## Problem to work on
Exactly as written, retype the listing below, omitting the pictures.

Extracted data entries:
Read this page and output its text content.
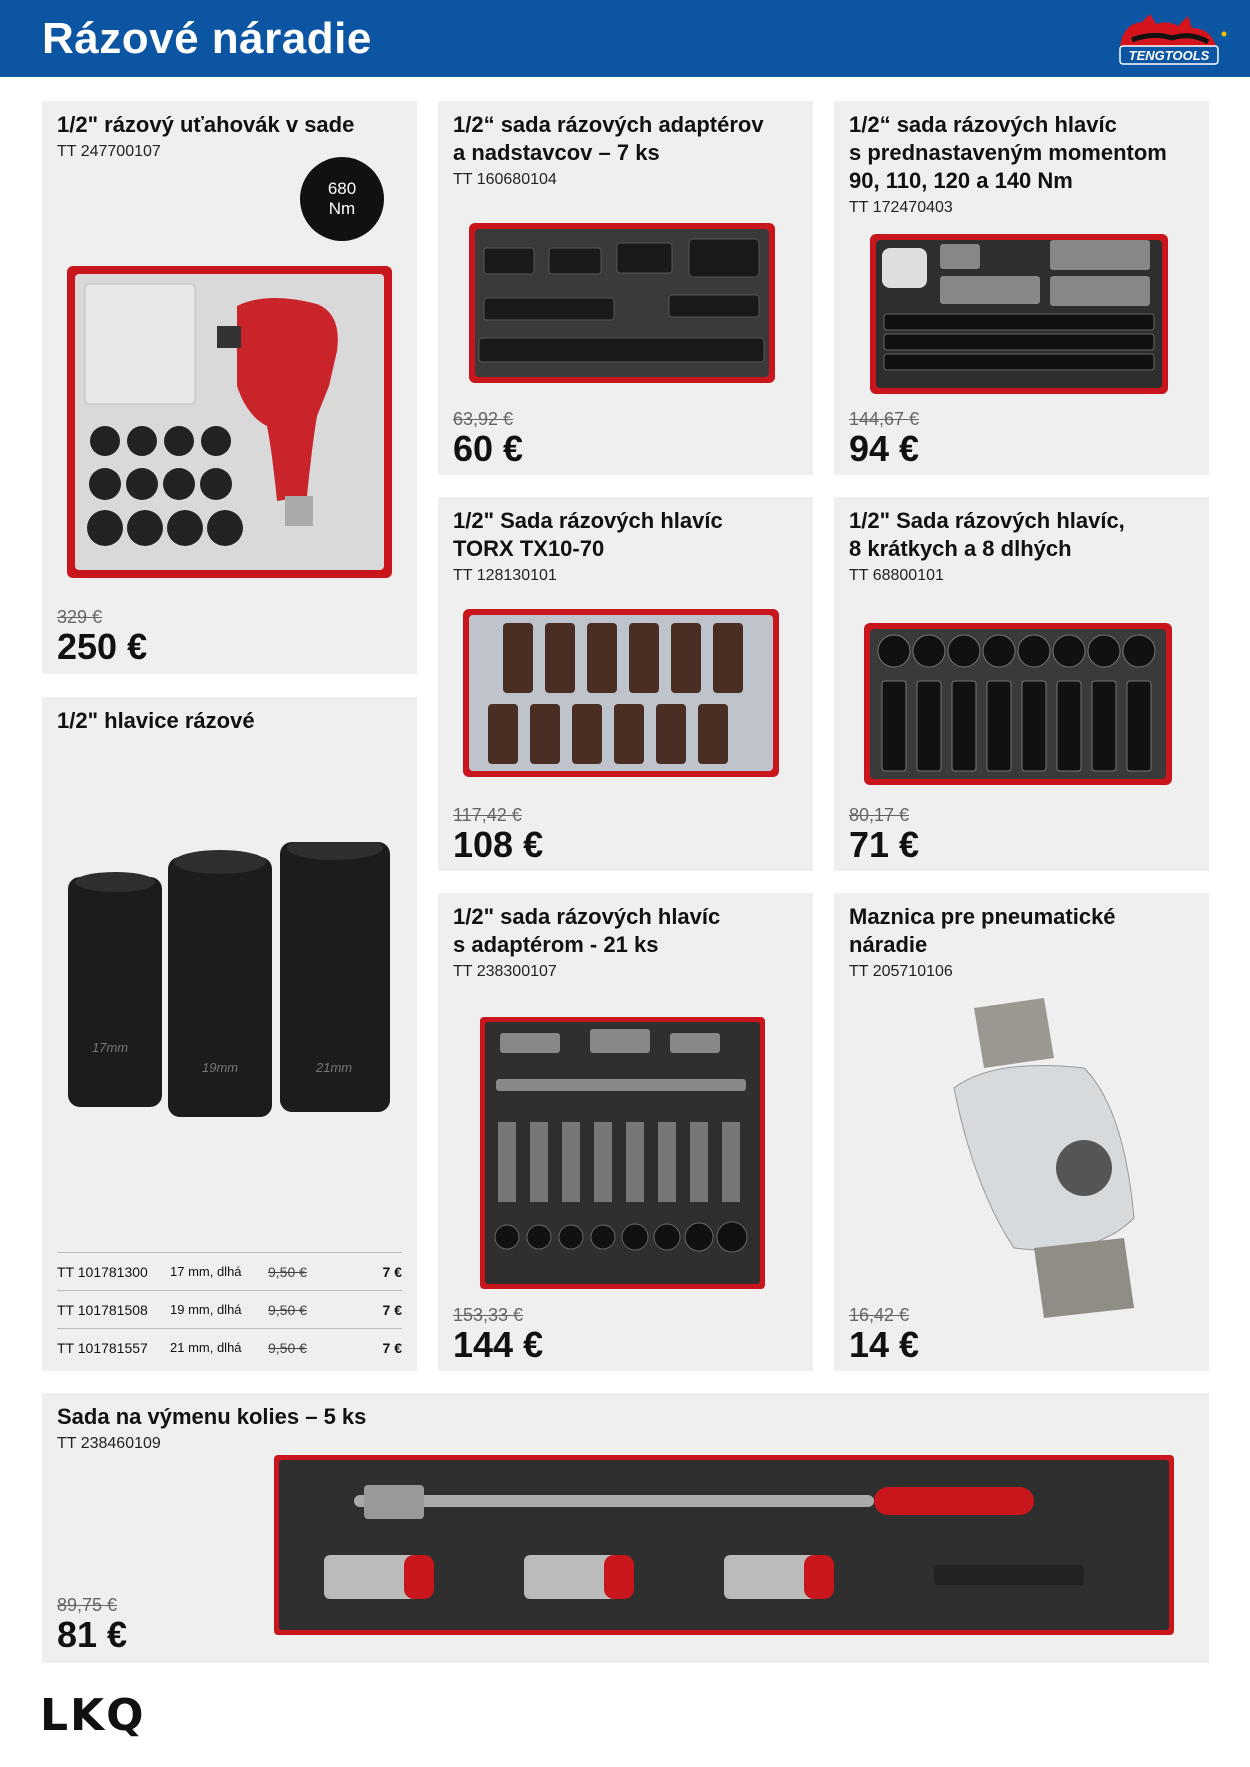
Rázové náradie	TENGTOOLS
1/2" rázový uťahovák v sade
TT 247700107
680
Nm
329 €
250 €
1/2“ sada rázových adaptérov
a nadstavcov – 7 ks
TT 160680104
63,92 €
60 €
1/2“ sada rázových hlavíc
s prednastaveným momentom
90, 110, 120 a 140 Nm
TT 172470403
144,67 €
94 €
1/2" Sada rázových hlavíc
TORX TX10-70
TT 128130101
117,42 €
108 €
1/2" Sada rázových hlavíc,
8 krátkych a 8 dlhých
TT 68800101
80,17 €
71 €
1/2" hlavice rázové
17mm
19mm	21mm
TT 101781300	17 mm, dlhá	9,50 €	7 €
TT 101781508	19 mm, dlhá	9,50 €	7 €
TT 101781557	21 mm, dlhá	9,50 €	7 €
1/2" sada rázových hlavíc
s adaptérom - 21 ks
TT 238300107
153,33 €
144 €
Maznica pre pneumatické
náradie
TT 205710106
16,42 €
14 €
Sada na výmenu kolies – 5 ks
TT 238460109
89,75 €
81 €
LKQ
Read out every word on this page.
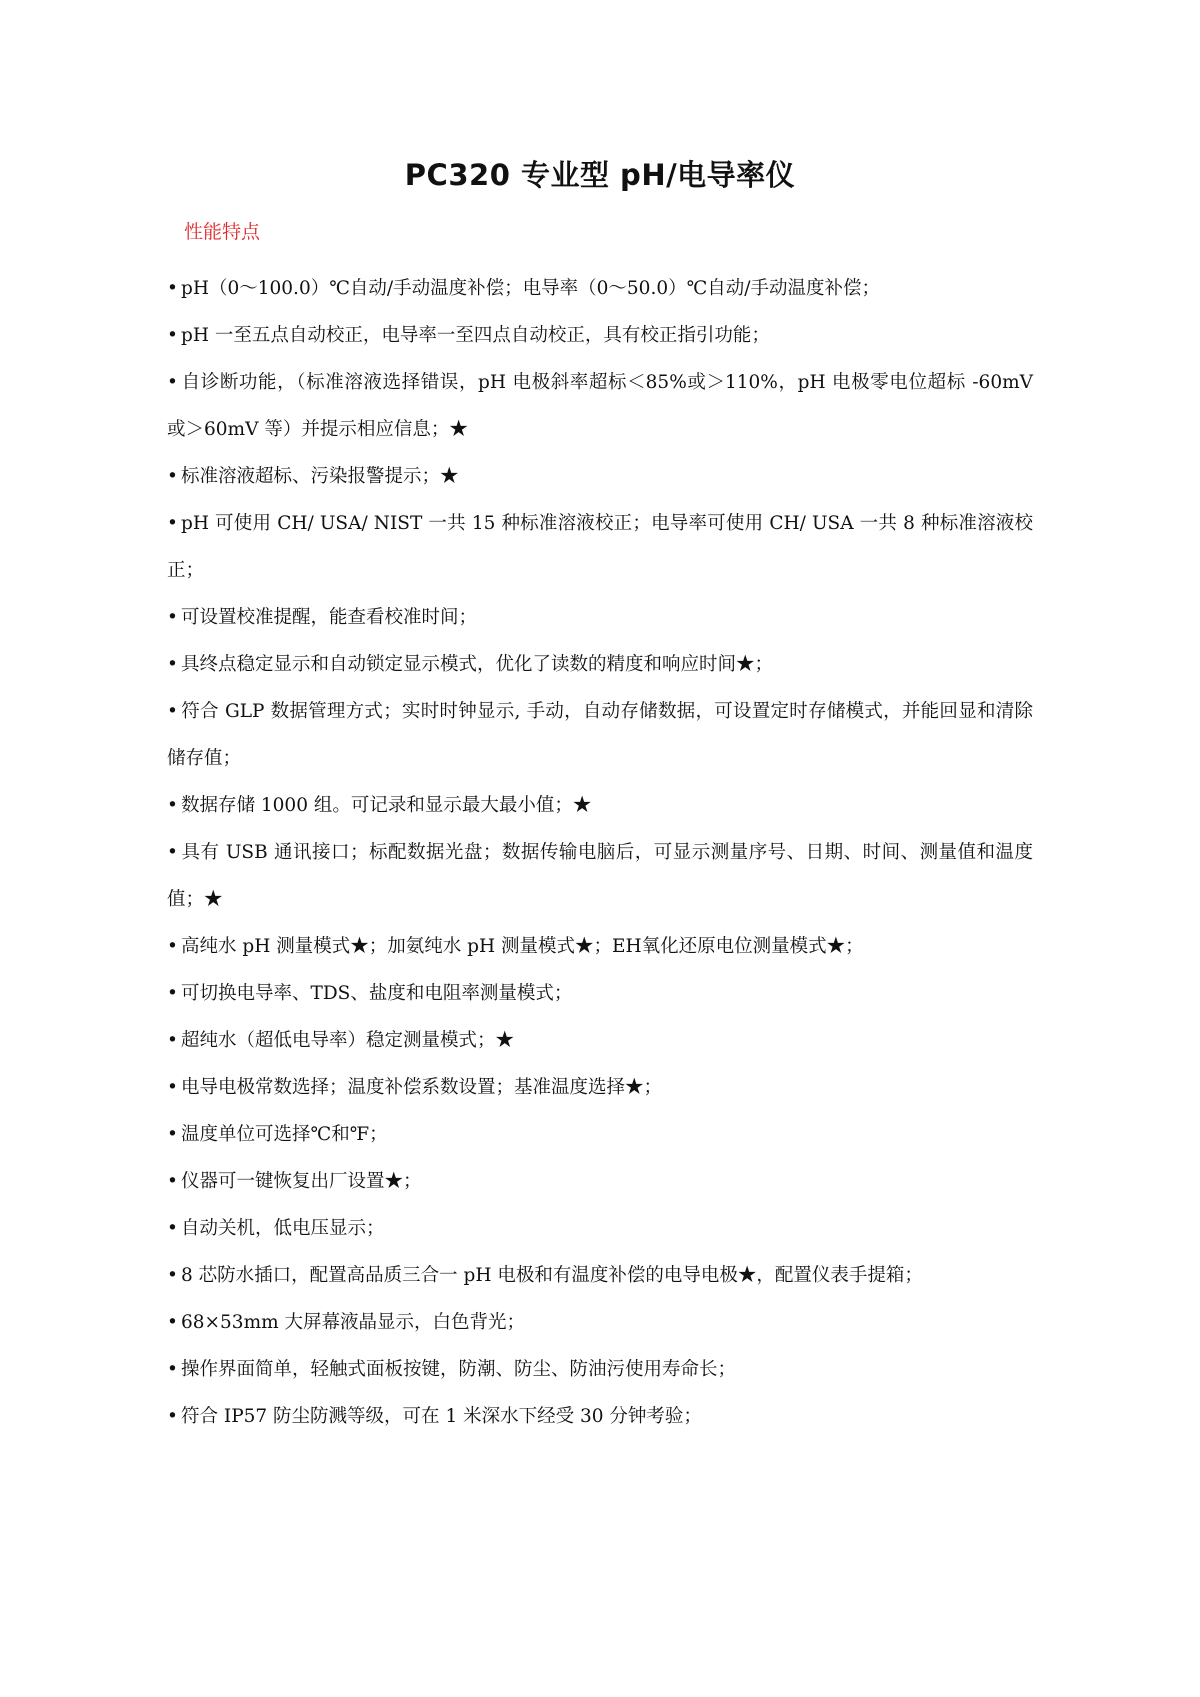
PC320 专业型 pH/电导率仪
性能特点
• pH（0～100.0）℃自动/手动温度补偿；电导率（0～50.0）℃自动/手动温度补偿；
• pH 一至五点自动校正，电导率一至四点自动校正，具有校正指引功能；
• 自诊断功能，（标准溶液选择错误，pH 电极斜率超标＜85%或＞110%，pH 电极零电位超标 -60mV 或＞60mV 等）并提示相应信息；★
• 标准溶液超标、污染报警提示；★
• pH 可使用 CH/ USA/ NIST 一共 15 种标准溶液校正；电导率可使用 CH/ USA 一共 8 种标准溶液校正；
• 可设置校准提醒，能查看校准时间；
• 具终点稳定显示和自动锁定显示模式，优化了读数的精度和响应时间★；
• 符合 GLP 数据管理方式；实时时钟显示, 手动，自动存储数据，可设置定时存储模式，并能回显和清除储存值；
• 数据存储 1000 组。可记录和显示最大最小值；★
• 具有 USB 通讯接口；标配数据光盘；数据传输电脑后，可显示测量序号、日期、时间、测量值和温度值；★
• 高纯水 pH 测量模式★；加氨纯水 pH 测量模式★；EH氧化还原电位测量模式★；
• 可切换电导率、TDS、盐度和电阻率测量模式；
• 超纯水（超低电导率）稳定测量模式；★
• 电导电极常数选择；温度补偿系数设置；基准温度选择★；
• 温度单位可选择℃和℉；
• 仪器可一键恢复出厂设置★；
• 自动关机，低电压显示；
• 8 芯防水插口，配置高品质三合一 pH 电极和有温度补偿的电导电极★，配置仪表手提箱；
• 68×53mm 大屏幕液晶显示，白色背光；
• 操作界面简单，轻触式面板按键，防潮、防尘、防油污使用寿命长；
• 符合 IP57 防尘防溅等级，可在 1 米深水下经受 30 分钟考验；
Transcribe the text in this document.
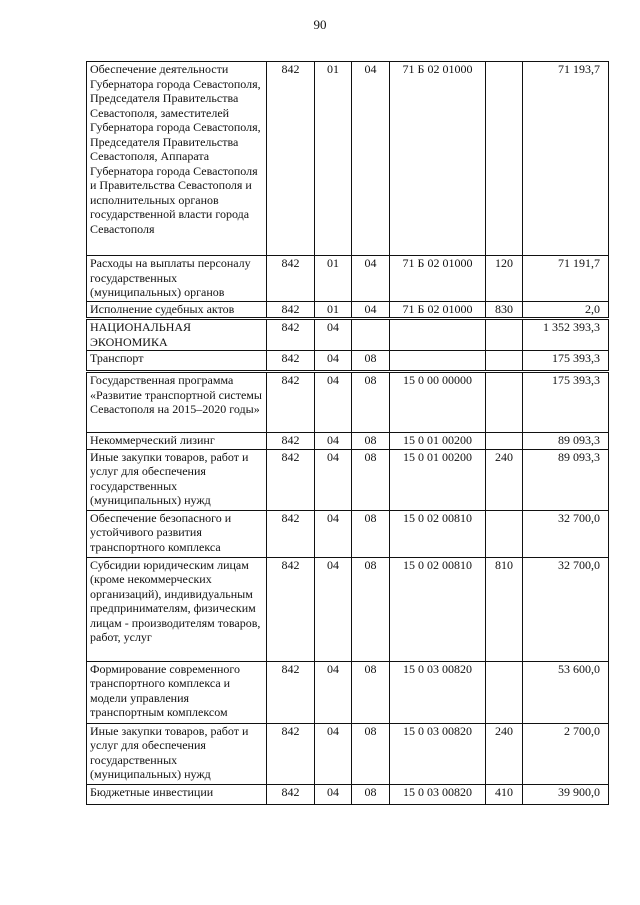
90
Обеспечение деятельности Губернатора города Севастополя, Председателя Правительства Севастополя, заместителей Губернатора города Севастополя, Председателя Правительства Севастополя, Аппарата Губернатора города Севастополя и Правительства Севастополя и исполнительных органов государственной власти города Севастополя	842	01	04	71 Б 02 01000		71 193,7
Расходы на выплаты персоналу государственных (муниципальных) органов	842	01	04	71 Б 02 01000	120	71 191,7
Исполнение судебных актов	842	01	04	71 Б 02 01000	830	2,0
НАЦИОНАЛЬНАЯ ЭКОНОМИКА	842	04				1 352 393,3
Транспорт	842	04	08			175 393,3
Государственная программа «Развитие транспортной системы Севастополя на 2015–2020 годы»	842	04	08	15 0 00 00000		175 393,3
Некоммерческий лизинг	842	04	08	15 0 01 00200		89 093,3
Иные закупки товаров, работ и услуг для обеспечения государственных (муниципальных) нужд	842	04	08	15 0 01 00200	240	89 093,3
Обеспечение безопасного и устойчивого развития транспортного комплекса	842	04	08	15 0 02 00810		32 700,0
Субсидии юридическим лицам (кроме некоммерческих организаций), индивидуальным предпринимателям, физическим лицам - производителям товаров, работ, услуг	842	04	08	15 0 02 00810	810	32 700,0
Формирование современного транспортного комплекса и модели управления транспортным комплексом	842	04	08	15 0 03 00820		53 600,0
Иные закупки товаров, работ и услуг для обеспечения государственных (муниципальных) нужд	842	04	08	15 0 03 00820	240	2 700,0
Бюджетные инвестиции	842	04	08	15 0 03 00820	410	39 900,0
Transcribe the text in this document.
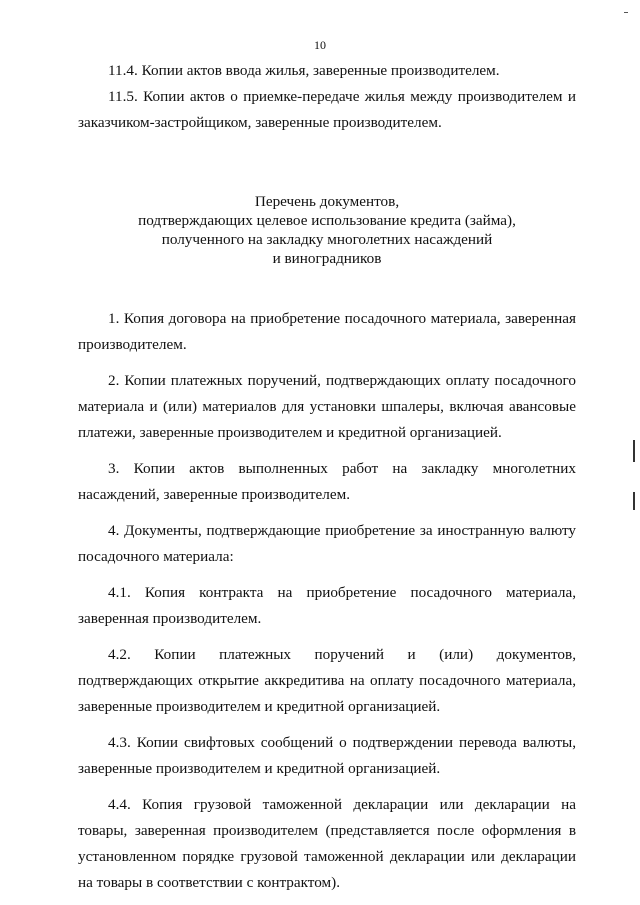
10

11.4. Копии актов ввода жилья, заверенные производителем.

11.5. Копии актов о приемке-передаче жилья между производителем и заказчиком-застройщиком, заверенные производителем.

Перечень документов,
подтверждающих целевое использование кредита (займа),
полученного на закладку многолетних насаждений
и виноградников

1. Копия договора на приобретение посадочного материала, заверенная производителем.

2. Копии платежных поручений, подтверждающих оплату посадочного материала и (или) материалов для установки шпалеры, включая авансовые платежи, заверенные производителем и кредитной организацией.

3. Копии актов выполненных работ на закладку многолетних насаждений, заверенные производителем.

4. Документы, подтверждающие приобретение за иностранную валюту посадочного материала:

4.1. Копия контракта на приобретение посадочного материала, заверенная производителем.

4.2. Копии платежных поручений и (или) документов, подтверждающих открытие аккредитива на оплату посадочного материала, заверенные производителем и кредитной организацией.

4.3. Копии свифтовых сообщений о подтверждении перевода валюты, заверенные производителем и кредитной организацией.

4.4. Копия грузовой таможенной декларации или декларации на товары, заверенная производителем (представляется после оформления в установленном порядке грузовой таможенной декларации или декларации на товары в соответствии с контрактом).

## Correct answer
Read this page and output its text content.
Rázové náradie	TENGTOOLS
1/2" rázový uťahovák v sade
TT 247700107
680
Nm
329 €
250 €
1/2“ sada rázových adaptérov
a nadstavcov – 7 ks
TT 160680104
63,92 €
60 €
1/2“ sada rázových hlavíc
s prednastaveným momentom
90, 110, 120 a 140 Nm
TT 172470403
144,67 €
94 €
1/2" Sada rázových hlavíc
TORX TX10-70
TT 128130101
117,42 €
108 €
1/2" Sada rázových hlavíc,
8 krátkych a 8 dlhých
TT 68800101
80,17 €
71 €
1/2" hlavice rázové
17mm
19mm	21mm
TT 101781300	17 mm, dlhá	9,50 €	7 €
TT 101781508	19 mm, dlhá	9,50 €	7 €
TT 101781557	21 mm, dlhá	9,50 €	7 €
1/2" sada rázových hlavíc
s adaptérom - 21 ks
TT 238300107
153,33 €
144 €
Maznica pre pneumatické
náradie
TT 205710106
16,42 €
14 €
Sada na výmenu kolies – 5 ks
TT 238460109
89,75 €
81 €
LKQ
Read out every word on this page.
PC320 专业型 pH/电导率仪
性能特点
• pH（0～100.0）℃自动/手动温度补偿；电导率（0～50.0）℃自动/手动温度补偿；
• pH 一至五点自动校正，电导率一至四点自动校正，具有校正指引功能；
• 自诊断功能，（标准溶液选择错误，pH 电极斜率超标＜85%或＞110%，pH 电极零电位超标 -60mV 或＞60mV 等）并提示相应信息；★
• 标准溶液超标、污染报警提示；★
• pH 可使用 CH/ USA/ NIST 一共 15 种标准溶液校正；电导率可使用 CH/ USA 一共 8 种标准溶液校正；
• 可设置校准提醒，能查看校准时间；
• 具终点稳定显示和自动锁定显示模式，优化了读数的精度和响应时间★；
• 符合 GLP 数据管理方式；实时时钟显示, 手动，自动存储数据，可设置定时存储模式，并能回显和清除储存值；
• 数据存储 1000 组。可记录和显示最大最小值；★
• 具有 USB 通讯接口；标配数据光盘；数据传输电脑后，可显示测量序号、日期、时间、测量值和温度值；★
• 高纯水 pH 测量模式★；加氨纯水 pH 测量模式★；EH氧化还原电位测量模式★；
• 可切换电导率、TDS、盐度和电阻率测量模式；
• 超纯水（超低电导率）稳定测量模式；★
• 电导电极常数选择；温度补偿系数设置；基准温度选择★；
• 温度单位可选择℃和℉；
• 仪器可一键恢复出厂设置★；
• 自动关机，低电压显示；
• 8 芯防水插口，配置高品质三合一 pH 电极和有温度补偿的电导电极★，配置仪表手提箱；
• 68×53mm 大屏幕液晶显示，白色背光；
• 操作界面简单，轻触式面板按键，防潮、防尘、防油污使用寿命长；
• 符合 IP57 防尘防溅等级，可在 1 米深水下经受 30 分钟考验；
Transcribe the text in this document.
90
Обеспечение деятельности Губернатора города Севастополя, Председателя Правительства Севастополя, заместителей Губернатора города Севастополя, Председателя Правительства Севастополя, Аппарата Губернатора города Севастополя и Правительства Севастополя и исполнительных органов государственной власти города Севастополя	842	01	04	71 Б 02 01000		71 193,7
Расходы на выплаты персоналу государственных (муниципальных) органов	842	01	04	71 Б 02 01000	120	71 191,7
Исполнение судебных актов	842	01	04	71 Б 02 01000	830	2,0
НАЦИОНАЛЬНАЯ ЭКОНОМИКА	842	04				1 352 393,3
Транспорт	842	04	08			175 393,3
Государственная программа «Развитие транспортной системы Севастополя на 2015–2020 годы»	842	04	08	15 0 00 00000		175 393,3
Некоммерческий лизинг	842	04	08	15 0 01 00200		89 093,3
Иные закупки товаров, работ и услуг для обеспечения государственных (муниципальных) нужд	842	04	08	15 0 01 00200	240	89 093,3
Обеспечение безопасного и устойчивого развития транспортного комплекса	842	04	08	15 0 02 00810		32 700,0
Субсидии юридическим лицам (кроме некоммерческих организаций), индивидуальным предпринимателям, физическим лицам - производителям товаров, работ, услуг	842	04	08	15 0 02 00810	810	32 700,0
Формирование современного транспортного комплекса и модели управления транспортным комплексом	842	04	08	15 0 03 00820		53 600,0
Иные закупки товаров, работ и услуг для обеспечения государственных (муниципальных) нужд	842	04	08	15 0 03 00820	240	2 700,0
Бюджетные инвестиции	842	04	08	15 0 03 00820	410	39 900,0
Transcribe the text in this document.
10

11.4. Копии актов ввода жилья, заверенные производителем.

11.5. Копии актов о приемке-передаче жилья между производителем и заказчиком-застройщиком, заверенные производителем.

Перечень документов,
подтверждающих целевое использование кредита (займа),
полученного на закладку многолетних насаждений
и виноградников

1. Копия договора на приобретение посадочного материала, заверенная производителем.

2. Копии платежных поручений, подтверждающих оплату посадочного материала и (или) материалов для установки шпалеры, включая авансовые платежи, заверенные производителем и кредитной организацией.

3. Копии актов выполненных работ на закладку многолетних насаждений, заверенные производителем.

4. Документы, подтверждающие приобретение за иностранную валюту посадочного материала:

4.1. Копия контракта на приобретение посадочного материала, заверенная производителем.

4.2. Копии платежных поручений и (или) документов, подтверждающих открытие аккредитива на оплату посадочного материала, заверенные производителем и кредитной организацией.

4.3. Копии свифтовых сообщений о подтверждении перевода валюты, заверенные производителем и кредитной организацией.

4.4. Копия грузовой таможенной декларации или декларации на товары, заверенная производителем (представляется после оформления в установленном порядке грузовой таможенной декларации или декларации на товары в соответствии с контрактом).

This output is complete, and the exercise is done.